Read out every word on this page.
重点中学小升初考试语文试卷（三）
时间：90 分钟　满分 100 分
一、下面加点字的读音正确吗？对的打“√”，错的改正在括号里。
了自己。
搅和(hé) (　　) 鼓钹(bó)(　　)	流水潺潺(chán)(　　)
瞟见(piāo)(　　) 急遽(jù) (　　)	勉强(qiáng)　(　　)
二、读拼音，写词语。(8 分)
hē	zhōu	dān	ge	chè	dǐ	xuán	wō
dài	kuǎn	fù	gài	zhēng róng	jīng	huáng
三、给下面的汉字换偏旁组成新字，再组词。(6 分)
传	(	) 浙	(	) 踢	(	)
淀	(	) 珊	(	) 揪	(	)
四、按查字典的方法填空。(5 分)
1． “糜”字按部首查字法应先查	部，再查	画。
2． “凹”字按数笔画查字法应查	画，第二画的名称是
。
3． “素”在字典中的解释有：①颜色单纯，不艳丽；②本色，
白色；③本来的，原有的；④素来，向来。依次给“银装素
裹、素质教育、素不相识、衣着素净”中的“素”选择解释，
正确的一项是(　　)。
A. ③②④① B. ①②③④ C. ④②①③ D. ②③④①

Your task:
Copy each line of the data exactly, leaving nothing out.

Problem solution:
Read out every word on this page.
重点中学小升初考试语文试卷（三）
时间：90 分钟　满分 100 分
一、下面加点字的读音正确吗？对的打“√”，错的改正在括号里。
了自己。
搅和(hé) (　　) 鼓钹(bó)(　　)	流水潺潺(chán)(　　)
瞟见(piāo)(　　) 急遽(jù) (　　)	勉强(qiáng)　(　　)
二、读拼音，写词语。(8 分)
hē	zhōu	dān	ge	chè	dǐ	xuán	wō
dài	kuǎn	fù	gài	zhēng róng	jīng	huáng
三、给下面的汉字换偏旁组成新字，再组词。(6 分)
传	(	) 浙	(	) 踢	(	)
淀	(	) 珊	(	) 揪	(	)
四、按查字典的方法填空。(5 分)
1． “糜”字按部首查字法应先查	部，再查	画。
2． “凹”字按数笔画查字法应查	画，第二画的名称是
。
3． “素”在字典中的解释有：①颜色单纯，不艳丽；②本色，
白色；③本来的，原有的；④素来，向来。依次给“银装素
裹、素质教育、素不相识、衣着素净”中的“素”选择解释，
正确的一项是(　　)。
A. ③②④① B. ①②③④ C. ④②①③ D. ②③④①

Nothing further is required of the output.